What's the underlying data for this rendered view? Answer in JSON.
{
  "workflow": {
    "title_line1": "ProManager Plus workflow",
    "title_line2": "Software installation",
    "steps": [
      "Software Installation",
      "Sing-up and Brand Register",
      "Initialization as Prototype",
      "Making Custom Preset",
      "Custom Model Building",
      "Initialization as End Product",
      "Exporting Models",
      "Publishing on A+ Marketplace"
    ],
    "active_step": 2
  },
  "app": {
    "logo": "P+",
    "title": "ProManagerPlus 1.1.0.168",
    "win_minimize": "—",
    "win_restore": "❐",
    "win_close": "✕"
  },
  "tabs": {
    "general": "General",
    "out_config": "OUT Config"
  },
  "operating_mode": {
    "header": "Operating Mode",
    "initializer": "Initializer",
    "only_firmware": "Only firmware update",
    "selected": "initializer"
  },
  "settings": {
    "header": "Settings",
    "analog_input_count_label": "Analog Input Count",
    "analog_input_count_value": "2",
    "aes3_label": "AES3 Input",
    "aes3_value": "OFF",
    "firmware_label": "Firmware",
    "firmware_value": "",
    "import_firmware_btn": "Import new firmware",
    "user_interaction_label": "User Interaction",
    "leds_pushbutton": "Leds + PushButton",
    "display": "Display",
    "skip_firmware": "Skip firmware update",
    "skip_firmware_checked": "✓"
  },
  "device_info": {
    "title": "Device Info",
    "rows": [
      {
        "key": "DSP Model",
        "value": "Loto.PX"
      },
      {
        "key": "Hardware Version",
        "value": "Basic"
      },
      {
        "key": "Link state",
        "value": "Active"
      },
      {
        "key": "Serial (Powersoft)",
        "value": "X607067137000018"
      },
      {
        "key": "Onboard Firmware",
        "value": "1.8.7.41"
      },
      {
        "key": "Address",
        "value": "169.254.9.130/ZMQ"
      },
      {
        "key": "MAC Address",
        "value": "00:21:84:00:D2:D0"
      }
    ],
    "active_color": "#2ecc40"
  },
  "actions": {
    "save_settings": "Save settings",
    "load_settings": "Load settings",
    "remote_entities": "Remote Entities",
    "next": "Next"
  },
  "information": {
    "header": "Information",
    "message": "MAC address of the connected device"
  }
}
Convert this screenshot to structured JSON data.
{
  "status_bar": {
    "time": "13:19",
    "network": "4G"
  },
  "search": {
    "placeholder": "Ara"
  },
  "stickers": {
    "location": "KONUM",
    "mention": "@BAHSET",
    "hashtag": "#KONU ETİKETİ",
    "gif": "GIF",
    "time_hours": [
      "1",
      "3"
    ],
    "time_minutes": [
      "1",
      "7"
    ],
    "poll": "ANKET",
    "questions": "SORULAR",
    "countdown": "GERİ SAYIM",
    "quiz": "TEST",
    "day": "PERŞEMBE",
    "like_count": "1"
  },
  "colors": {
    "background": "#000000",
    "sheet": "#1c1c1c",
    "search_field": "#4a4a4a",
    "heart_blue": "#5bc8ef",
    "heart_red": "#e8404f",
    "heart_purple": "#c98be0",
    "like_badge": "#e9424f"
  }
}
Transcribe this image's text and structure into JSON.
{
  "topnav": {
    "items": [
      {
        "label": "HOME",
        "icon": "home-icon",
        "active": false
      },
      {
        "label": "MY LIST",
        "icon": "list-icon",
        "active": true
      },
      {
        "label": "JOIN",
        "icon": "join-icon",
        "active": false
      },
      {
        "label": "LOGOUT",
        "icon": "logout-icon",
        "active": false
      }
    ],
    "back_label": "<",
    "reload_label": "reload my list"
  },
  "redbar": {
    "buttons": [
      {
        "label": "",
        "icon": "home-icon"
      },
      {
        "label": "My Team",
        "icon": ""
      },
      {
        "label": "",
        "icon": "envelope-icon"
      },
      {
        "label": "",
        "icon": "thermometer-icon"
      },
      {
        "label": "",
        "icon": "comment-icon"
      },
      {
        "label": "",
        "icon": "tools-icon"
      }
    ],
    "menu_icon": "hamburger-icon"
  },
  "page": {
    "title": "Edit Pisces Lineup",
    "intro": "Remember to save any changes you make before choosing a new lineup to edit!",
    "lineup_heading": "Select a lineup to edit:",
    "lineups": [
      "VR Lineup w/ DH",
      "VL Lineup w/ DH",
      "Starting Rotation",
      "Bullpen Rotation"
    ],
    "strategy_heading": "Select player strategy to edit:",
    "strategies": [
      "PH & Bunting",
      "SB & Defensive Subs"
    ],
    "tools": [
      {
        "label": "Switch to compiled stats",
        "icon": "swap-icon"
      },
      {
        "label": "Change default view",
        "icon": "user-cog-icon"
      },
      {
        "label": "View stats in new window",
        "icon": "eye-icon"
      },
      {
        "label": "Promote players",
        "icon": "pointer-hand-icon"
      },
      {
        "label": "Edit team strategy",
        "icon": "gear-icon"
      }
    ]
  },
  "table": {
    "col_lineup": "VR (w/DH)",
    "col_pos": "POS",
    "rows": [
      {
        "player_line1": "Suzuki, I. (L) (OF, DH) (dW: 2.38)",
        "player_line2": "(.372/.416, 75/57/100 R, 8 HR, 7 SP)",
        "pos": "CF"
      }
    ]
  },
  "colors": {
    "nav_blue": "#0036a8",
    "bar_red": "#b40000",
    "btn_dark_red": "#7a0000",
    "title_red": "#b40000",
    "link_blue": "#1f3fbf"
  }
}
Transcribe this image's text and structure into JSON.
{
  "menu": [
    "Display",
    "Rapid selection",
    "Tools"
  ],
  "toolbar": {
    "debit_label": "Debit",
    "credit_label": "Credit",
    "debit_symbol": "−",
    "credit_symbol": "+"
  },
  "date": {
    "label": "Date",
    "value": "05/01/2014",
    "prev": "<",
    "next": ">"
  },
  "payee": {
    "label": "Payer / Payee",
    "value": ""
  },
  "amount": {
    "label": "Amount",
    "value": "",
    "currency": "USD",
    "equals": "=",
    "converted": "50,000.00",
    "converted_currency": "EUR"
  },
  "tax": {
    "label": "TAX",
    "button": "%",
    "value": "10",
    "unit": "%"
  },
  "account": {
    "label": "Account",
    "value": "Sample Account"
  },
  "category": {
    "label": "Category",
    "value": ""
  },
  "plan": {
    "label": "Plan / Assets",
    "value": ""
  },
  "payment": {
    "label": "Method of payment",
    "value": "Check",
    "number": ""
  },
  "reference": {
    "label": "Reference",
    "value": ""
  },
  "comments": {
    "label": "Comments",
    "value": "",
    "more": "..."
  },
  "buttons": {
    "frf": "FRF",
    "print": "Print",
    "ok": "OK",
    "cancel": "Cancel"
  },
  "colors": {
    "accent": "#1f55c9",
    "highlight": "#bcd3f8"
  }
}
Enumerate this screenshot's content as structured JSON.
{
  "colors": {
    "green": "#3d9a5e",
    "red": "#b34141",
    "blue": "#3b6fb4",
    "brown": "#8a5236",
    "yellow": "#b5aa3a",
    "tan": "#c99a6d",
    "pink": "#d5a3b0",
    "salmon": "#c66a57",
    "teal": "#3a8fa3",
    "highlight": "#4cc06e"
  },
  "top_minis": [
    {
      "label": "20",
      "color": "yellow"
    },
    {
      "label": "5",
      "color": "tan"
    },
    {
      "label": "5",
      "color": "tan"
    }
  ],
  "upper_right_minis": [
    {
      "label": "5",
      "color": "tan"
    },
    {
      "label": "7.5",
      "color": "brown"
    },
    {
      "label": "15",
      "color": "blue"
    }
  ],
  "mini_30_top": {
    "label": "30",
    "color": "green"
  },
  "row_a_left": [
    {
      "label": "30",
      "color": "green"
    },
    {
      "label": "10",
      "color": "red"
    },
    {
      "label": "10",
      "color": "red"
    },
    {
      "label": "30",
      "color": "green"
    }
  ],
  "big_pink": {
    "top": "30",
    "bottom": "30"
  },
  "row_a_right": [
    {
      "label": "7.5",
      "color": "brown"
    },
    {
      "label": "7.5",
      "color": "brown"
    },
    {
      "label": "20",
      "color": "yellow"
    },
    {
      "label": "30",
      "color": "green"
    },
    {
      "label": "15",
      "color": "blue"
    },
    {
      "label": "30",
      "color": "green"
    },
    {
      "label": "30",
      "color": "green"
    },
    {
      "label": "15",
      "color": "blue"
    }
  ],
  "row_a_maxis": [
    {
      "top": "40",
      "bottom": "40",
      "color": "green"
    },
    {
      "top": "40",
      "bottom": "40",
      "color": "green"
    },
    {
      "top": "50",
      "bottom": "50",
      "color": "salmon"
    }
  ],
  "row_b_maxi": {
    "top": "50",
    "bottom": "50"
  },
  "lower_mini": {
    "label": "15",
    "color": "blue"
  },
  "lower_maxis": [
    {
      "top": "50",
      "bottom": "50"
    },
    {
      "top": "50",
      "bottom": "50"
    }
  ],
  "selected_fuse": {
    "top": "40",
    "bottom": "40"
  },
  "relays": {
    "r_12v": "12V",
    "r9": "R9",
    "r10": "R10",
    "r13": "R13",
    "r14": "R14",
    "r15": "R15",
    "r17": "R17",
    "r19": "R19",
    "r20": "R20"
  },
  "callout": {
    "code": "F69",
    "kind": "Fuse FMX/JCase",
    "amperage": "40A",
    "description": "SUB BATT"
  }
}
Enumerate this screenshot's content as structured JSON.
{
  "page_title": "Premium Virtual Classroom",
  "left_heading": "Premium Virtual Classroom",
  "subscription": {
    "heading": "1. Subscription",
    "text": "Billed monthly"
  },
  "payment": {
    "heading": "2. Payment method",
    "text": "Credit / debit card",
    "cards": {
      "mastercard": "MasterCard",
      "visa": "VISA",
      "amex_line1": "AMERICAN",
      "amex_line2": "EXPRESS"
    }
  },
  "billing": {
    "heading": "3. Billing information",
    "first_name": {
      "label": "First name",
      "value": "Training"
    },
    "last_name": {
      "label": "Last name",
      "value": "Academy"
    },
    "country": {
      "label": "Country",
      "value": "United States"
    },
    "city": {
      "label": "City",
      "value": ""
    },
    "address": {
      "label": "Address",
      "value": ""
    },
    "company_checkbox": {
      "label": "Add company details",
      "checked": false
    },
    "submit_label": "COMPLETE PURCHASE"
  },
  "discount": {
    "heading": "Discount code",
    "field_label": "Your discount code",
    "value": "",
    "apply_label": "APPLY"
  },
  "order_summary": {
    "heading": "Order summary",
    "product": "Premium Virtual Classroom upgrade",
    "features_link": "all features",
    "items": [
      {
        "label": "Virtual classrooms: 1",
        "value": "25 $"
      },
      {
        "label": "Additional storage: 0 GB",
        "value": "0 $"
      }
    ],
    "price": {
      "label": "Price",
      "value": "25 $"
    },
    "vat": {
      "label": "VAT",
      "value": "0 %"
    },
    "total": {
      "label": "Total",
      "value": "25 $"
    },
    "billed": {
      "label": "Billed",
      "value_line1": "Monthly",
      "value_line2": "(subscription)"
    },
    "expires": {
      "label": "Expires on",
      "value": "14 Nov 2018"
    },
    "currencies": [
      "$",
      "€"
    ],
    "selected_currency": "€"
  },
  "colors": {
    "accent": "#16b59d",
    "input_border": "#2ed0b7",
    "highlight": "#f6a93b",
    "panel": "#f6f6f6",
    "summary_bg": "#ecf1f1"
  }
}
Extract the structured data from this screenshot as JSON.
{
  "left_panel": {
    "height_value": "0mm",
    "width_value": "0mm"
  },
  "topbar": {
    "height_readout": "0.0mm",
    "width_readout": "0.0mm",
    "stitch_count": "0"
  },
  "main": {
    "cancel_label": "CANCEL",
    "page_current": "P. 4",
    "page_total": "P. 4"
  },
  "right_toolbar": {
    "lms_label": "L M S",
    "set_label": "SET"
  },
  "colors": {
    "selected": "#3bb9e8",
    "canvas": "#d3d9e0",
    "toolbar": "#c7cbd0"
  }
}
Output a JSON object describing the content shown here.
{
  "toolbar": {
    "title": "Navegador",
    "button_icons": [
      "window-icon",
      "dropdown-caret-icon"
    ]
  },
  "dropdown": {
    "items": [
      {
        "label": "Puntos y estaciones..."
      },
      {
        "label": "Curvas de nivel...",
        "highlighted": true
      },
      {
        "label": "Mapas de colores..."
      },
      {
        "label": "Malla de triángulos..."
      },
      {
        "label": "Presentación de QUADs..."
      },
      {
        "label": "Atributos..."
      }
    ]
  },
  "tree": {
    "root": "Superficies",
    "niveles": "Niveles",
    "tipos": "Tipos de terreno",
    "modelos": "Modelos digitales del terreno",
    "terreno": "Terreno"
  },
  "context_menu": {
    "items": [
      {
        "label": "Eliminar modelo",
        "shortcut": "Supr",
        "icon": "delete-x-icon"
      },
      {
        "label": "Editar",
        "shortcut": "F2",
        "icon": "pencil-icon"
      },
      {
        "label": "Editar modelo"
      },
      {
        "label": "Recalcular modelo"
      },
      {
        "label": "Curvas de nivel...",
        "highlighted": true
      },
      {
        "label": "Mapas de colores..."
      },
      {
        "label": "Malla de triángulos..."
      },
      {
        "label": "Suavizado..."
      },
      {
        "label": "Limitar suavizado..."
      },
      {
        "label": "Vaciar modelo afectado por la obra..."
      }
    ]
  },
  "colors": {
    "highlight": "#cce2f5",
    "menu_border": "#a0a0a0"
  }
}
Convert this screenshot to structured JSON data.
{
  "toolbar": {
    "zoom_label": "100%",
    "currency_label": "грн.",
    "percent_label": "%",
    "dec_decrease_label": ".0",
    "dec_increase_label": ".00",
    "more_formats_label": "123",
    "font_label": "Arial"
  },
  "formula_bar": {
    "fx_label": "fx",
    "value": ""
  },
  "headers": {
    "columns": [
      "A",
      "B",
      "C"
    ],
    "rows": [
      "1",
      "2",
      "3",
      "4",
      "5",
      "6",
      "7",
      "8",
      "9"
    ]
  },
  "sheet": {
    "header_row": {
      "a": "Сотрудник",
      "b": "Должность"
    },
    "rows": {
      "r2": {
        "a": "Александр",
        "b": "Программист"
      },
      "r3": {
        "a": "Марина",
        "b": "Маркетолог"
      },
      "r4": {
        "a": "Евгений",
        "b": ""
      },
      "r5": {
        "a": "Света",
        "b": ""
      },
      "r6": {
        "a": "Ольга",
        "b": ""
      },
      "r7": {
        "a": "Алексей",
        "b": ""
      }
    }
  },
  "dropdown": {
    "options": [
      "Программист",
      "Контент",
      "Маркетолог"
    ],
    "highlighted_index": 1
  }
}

- - -

» **Given request**
Take every line from the data that contains the word "Initialization".

» **Correct response**
      "Initialization as Prototype",
      "Initialization as End Product",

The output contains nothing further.